» DIRECTIVE
From the listing below, extract every line containing "эффективности".

» Data excerpts
- - -
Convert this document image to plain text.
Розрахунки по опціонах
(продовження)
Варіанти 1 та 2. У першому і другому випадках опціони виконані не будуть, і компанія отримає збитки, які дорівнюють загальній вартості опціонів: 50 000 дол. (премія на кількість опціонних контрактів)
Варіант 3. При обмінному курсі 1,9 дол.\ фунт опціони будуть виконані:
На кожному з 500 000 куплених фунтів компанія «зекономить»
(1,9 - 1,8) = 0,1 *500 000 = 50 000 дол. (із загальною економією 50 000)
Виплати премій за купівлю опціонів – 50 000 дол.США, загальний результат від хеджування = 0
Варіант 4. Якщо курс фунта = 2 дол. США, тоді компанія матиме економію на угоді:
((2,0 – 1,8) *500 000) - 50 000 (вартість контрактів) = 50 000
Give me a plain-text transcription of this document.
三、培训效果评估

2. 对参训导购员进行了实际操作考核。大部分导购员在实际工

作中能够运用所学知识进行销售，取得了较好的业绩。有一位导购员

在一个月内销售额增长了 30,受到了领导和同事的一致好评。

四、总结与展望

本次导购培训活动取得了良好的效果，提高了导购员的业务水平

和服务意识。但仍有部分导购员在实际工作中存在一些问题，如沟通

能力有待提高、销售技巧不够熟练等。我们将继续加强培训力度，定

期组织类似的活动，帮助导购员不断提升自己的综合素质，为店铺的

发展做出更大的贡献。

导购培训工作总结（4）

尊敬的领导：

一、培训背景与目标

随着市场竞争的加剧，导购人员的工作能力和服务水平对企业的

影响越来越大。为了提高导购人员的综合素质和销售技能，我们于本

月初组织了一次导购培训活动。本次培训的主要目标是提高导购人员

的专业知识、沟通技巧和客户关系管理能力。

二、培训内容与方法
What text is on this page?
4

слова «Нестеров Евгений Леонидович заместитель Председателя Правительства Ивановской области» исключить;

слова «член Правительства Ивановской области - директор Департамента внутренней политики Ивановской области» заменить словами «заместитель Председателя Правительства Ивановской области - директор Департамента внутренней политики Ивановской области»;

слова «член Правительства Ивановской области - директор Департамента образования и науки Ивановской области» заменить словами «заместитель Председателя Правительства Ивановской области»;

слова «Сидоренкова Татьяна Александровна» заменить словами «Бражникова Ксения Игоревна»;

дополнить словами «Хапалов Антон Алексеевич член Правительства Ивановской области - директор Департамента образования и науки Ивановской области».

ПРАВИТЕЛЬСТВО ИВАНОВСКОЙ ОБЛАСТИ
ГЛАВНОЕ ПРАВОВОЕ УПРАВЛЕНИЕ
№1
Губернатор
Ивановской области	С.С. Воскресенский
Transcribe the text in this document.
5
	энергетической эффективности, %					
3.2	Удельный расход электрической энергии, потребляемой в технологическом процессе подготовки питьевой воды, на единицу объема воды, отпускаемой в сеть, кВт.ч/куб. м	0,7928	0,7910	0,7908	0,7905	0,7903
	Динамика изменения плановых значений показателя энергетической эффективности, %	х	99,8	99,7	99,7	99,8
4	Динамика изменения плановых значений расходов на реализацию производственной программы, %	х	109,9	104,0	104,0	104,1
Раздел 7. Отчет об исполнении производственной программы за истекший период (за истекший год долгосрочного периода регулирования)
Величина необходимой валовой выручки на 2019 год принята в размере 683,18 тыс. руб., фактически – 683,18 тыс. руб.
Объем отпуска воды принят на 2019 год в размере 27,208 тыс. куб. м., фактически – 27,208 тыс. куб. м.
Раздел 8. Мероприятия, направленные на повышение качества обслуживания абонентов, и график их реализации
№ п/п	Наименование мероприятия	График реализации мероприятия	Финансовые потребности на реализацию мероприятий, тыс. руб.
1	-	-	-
- - -
» THE OUTPUT
	энергетической эффективности, %					
	Динамика изменения плановых значений показателя энергетической эффективности, %	х	99,8	99,7	99,7	99,8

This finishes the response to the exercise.